*Do this*: Find the string "forward" in the entries and copy each line that has it.

*Stored records*:
☆ ☆ ☆ ☆

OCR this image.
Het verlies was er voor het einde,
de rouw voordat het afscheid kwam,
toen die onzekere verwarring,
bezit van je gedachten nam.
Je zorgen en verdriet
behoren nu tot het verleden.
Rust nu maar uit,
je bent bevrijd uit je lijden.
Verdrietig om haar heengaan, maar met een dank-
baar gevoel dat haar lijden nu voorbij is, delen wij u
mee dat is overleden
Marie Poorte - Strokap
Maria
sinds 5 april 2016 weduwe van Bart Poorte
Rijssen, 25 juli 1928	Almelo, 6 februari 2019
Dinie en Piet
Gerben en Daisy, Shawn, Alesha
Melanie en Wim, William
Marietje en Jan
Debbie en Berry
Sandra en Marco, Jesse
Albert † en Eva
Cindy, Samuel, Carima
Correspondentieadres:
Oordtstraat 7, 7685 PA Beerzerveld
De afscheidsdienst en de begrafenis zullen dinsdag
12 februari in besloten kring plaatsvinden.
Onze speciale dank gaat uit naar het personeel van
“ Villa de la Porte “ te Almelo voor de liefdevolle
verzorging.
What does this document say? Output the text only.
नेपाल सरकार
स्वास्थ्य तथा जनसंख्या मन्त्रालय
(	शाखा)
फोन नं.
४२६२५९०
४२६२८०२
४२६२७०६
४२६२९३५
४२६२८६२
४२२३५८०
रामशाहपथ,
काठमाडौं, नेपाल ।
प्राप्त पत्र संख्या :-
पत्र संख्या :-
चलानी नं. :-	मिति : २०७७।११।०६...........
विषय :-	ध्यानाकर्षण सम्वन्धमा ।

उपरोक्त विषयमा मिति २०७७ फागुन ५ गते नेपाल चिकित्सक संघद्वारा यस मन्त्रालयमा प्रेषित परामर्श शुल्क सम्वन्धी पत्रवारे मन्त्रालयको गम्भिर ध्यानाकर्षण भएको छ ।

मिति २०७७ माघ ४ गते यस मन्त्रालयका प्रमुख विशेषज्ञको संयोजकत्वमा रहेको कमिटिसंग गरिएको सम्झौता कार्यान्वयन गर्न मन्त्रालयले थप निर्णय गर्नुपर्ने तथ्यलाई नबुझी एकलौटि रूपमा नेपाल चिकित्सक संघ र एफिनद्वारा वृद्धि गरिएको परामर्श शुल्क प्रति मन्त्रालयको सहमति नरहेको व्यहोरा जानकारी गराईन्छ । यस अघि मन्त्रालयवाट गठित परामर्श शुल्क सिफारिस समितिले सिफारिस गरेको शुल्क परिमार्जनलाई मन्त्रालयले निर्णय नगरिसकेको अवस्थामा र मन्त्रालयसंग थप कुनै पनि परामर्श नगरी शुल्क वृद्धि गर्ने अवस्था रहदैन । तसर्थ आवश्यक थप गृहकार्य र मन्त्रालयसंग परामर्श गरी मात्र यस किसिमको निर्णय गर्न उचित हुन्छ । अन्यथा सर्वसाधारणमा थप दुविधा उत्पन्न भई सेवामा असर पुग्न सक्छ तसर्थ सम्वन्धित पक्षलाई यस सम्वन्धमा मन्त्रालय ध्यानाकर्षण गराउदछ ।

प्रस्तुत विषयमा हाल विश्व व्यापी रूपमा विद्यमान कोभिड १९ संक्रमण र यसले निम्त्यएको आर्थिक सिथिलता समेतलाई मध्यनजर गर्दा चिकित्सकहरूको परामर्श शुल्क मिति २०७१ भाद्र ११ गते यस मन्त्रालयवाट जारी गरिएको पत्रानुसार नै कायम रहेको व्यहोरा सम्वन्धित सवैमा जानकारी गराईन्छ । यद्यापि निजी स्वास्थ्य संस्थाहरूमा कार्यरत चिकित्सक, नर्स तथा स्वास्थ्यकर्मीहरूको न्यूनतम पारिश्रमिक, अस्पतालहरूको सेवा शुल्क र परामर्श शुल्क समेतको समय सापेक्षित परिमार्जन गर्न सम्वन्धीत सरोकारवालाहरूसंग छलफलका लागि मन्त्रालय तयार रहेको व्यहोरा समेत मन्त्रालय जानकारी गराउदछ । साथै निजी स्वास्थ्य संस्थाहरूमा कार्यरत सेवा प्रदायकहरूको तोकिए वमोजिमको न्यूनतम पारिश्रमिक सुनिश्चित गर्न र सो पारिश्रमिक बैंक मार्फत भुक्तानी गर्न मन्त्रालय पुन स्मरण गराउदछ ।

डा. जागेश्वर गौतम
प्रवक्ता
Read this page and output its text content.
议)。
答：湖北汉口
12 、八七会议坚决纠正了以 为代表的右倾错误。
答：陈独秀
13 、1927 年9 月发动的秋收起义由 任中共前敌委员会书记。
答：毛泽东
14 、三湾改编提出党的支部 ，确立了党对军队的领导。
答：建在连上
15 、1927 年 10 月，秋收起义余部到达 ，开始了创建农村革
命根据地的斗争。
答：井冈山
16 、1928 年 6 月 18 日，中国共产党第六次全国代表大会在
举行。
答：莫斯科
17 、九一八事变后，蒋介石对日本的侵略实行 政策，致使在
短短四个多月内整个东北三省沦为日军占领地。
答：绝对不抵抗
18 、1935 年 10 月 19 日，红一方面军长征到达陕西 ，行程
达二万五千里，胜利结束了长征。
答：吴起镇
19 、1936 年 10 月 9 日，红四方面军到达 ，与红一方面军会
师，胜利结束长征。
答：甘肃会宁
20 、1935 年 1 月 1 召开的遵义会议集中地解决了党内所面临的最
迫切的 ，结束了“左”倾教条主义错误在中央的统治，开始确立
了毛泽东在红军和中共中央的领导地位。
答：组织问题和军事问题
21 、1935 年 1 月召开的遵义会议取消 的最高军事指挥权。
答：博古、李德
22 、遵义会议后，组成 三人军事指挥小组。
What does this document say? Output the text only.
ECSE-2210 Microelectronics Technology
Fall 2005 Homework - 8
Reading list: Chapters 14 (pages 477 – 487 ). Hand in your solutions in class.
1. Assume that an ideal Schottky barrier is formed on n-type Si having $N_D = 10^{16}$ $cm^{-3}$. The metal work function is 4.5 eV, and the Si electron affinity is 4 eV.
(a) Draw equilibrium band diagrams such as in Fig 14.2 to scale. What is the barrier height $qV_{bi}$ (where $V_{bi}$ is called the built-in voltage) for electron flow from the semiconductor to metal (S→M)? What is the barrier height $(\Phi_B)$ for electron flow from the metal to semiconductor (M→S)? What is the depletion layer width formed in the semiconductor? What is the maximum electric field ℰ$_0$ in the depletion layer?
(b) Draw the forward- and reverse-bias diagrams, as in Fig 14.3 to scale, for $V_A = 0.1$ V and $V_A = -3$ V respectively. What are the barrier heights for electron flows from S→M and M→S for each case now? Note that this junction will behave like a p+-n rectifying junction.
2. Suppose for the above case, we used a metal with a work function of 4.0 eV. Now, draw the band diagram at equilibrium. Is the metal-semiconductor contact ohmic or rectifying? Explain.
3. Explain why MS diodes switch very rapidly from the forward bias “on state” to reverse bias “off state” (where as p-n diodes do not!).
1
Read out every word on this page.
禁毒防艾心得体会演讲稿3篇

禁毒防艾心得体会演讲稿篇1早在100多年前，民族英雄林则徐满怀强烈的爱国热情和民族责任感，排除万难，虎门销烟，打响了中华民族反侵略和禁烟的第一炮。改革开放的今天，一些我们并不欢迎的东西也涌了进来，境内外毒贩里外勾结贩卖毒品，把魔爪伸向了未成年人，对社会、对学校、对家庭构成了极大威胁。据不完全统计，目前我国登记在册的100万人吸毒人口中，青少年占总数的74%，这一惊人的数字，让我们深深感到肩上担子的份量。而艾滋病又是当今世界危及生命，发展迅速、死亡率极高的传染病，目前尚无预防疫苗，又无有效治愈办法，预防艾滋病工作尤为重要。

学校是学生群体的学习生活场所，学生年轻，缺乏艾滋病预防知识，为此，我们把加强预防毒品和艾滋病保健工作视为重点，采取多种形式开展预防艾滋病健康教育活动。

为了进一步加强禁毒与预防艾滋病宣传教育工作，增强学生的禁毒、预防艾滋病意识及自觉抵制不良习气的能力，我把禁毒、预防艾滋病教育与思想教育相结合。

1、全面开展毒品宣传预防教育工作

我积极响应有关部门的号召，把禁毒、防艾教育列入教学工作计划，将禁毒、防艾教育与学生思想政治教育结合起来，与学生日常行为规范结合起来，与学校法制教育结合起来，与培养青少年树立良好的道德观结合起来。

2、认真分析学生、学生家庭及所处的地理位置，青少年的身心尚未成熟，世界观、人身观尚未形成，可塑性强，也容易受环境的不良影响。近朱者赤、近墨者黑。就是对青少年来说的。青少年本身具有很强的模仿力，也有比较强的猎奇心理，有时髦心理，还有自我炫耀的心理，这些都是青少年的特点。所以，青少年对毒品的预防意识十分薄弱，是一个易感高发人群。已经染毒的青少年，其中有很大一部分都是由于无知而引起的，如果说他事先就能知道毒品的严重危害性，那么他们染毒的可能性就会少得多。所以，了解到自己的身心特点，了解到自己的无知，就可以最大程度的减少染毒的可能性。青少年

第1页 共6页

☆ ☆ ☆ ☆

*Result of the task*:
(b) Draw the forward- and reverse-bias diagrams, as in Fig 14.3 to scale, for $V_A = 0.1$ V and $V_A = -3$ V respectively. What are the barrier heights for electron flows from S→M and M→S for each case now? Note that this junction will behave like a p+-n rectifying junction.
3. Explain why MS diodes switch very rapidly from the forward bias “on state” to reverse bias “off state” (where as p-n diodes do not!).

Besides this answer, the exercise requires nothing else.